Stored entries:
--- --- ---

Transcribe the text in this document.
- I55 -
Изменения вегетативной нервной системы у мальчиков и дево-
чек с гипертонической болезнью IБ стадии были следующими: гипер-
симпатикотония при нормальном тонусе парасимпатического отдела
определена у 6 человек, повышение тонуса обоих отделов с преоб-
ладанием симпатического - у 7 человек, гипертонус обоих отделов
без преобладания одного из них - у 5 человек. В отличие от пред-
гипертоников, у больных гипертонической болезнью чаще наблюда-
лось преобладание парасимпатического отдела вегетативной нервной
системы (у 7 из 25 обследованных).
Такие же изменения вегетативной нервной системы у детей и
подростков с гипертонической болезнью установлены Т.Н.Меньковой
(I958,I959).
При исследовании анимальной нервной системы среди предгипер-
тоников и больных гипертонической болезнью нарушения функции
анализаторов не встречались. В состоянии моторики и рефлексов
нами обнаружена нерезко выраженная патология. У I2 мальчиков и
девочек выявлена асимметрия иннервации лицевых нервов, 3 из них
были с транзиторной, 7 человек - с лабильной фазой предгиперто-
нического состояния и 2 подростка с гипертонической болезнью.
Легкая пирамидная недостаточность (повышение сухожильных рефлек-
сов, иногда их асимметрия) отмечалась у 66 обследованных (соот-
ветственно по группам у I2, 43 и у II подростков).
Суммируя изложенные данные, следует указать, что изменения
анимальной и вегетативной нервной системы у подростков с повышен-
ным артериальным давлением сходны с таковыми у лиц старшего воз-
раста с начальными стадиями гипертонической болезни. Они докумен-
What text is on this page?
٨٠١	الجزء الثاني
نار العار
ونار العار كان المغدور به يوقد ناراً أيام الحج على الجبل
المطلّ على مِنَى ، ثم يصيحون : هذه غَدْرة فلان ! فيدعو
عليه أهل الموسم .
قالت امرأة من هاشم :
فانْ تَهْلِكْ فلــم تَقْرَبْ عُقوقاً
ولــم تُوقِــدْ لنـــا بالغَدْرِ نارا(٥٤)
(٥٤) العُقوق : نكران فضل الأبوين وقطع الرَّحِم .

--- --- ---

_Your task_.
Go through the records and gather the lines that hold "нервной".

_Written response_.
Изменения вегетативной нервной системы у мальчиков и дево-
лось преобладание парасимпатического отдела вегетативной нервной
Такие же изменения вегетативной нервной системы у детей и
При исследовании анимальной нервной системы среди предгипер-
анимальной и вегетативной нервной системы у подростков с повышен-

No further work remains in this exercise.